## Requirement
Type out every line below exactly as it reads.

## Supplied material

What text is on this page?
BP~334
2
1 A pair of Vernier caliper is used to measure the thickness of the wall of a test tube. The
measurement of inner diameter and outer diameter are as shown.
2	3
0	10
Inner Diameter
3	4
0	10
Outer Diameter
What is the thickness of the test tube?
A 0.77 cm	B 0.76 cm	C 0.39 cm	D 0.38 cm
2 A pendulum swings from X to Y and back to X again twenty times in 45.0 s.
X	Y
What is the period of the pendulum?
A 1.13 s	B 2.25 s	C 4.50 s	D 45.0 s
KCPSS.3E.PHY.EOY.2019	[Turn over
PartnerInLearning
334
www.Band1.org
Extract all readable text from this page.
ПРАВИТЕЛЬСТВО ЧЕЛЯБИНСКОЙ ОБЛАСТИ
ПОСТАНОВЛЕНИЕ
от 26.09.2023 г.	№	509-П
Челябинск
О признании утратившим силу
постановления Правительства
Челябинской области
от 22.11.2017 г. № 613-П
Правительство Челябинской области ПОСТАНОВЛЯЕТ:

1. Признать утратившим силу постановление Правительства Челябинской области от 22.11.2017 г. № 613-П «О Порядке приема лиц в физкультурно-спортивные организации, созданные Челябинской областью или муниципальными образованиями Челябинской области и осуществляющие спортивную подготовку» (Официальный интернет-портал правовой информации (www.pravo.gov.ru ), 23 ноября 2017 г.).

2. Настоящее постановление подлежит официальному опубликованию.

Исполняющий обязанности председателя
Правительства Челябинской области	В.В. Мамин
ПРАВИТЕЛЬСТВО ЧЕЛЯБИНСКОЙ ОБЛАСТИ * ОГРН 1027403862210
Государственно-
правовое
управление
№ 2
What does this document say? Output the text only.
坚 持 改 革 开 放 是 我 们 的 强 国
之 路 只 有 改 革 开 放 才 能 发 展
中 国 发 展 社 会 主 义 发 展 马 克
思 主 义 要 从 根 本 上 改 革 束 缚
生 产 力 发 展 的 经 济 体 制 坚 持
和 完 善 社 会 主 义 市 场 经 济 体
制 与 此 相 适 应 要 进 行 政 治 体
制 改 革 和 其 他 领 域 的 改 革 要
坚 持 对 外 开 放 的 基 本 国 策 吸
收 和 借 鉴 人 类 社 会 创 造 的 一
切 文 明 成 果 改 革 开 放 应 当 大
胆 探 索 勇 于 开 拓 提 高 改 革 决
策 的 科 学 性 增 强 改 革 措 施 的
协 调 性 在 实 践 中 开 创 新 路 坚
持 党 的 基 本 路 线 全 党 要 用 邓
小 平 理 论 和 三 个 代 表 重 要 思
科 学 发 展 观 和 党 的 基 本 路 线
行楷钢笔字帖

## Reply
What text is on this page?
BP~334
2
1 A pair of Vernier caliper is used to measure the thickness of the wall of a test tube. The
measurement of inner diameter and outer diameter are as shown.
2	3
0	10
Inner Diameter
3	4
0	10
Outer Diameter
What is the thickness of the test tube?
A 0.77 cm	B 0.76 cm	C 0.39 cm	D 0.38 cm
2 A pendulum swings from X to Y and back to X again twenty times in 45.0 s.
X	Y
What is the period of the pendulum?
A 1.13 s	B 2.25 s	C 4.50 s	D 45.0 s
KCPSS.3E.PHY.EOY.2019	[Turn over
PartnerInLearning
334
www.Band1.org
Extract all readable text from this page.
ПРАВИТЕЛЬСТВО ЧЕЛЯБИНСКОЙ ОБЛАСТИ
ПОСТАНОВЛЕНИЕ
от 26.09.2023 г.	№	509-П
Челябинск
О признании утратившим силу
постановления Правительства
Челябинской области
от 22.11.2017 г. № 613-П
Правительство Челябинской области ПОСТАНОВЛЯЕТ:

1. Признать утратившим силу постановление Правительства Челябинской области от 22.11.2017 г. № 613-П «О Порядке приема лиц в физкультурно-спортивные организации, созданные Челябинской областью или муниципальными образованиями Челябинской области и осуществляющие спортивную подготовку» (Официальный интернет-портал правовой информации (www.pravo.gov.ru ), 23 ноября 2017 г.).

2. Настоящее постановление подлежит официальному опубликованию.

Исполняющий обязанности председателя
Правительства Челябинской области	В.В. Мамин
ПРАВИТЕЛЬСТВО ЧЕЛЯБИНСКОЙ ОБЛАСТИ * ОГРН 1027403862210
Государственно-
правовое
управление
№ 2
What does this document say? Output the text only.
坚 持 改 革 开 放 是 我 们 的 强 国
之 路 只 有 改 革 开 放 才 能 发 展
中 国 发 展 社 会 主 义 发 展 马 克
思 主 义 要 从 根 本 上 改 革 束 缚
生 产 力 发 展 的 经 济 体 制 坚 持
和 完 善 社 会 主 义 市 场 经 济 体
制 与 此 相 适 应 要 进 行 政 治 体
制 改 革 和 其 他 领 域 的 改 革 要
坚 持 对 外 开 放 的 基 本 国 策 吸
收 和 借 鉴 人 类 社 会 创 造 的 一
切 文 明 成 果 改 革 开 放 应 当 大
胆 探 索 勇 于 开 拓 提 高 改 革 决
策 的 科 学 性 增 强 改 革 措 施 的
协 调 性 在 实 践 中 开 创 新 路 坚
持 党 的 基 本 路 线 全 党 要 用 邓
小 平 理 论 和 三 个 代 表 重 要 思
科 学 发 展 观 和 党 的 基 本 路 线
行楷钢笔字帖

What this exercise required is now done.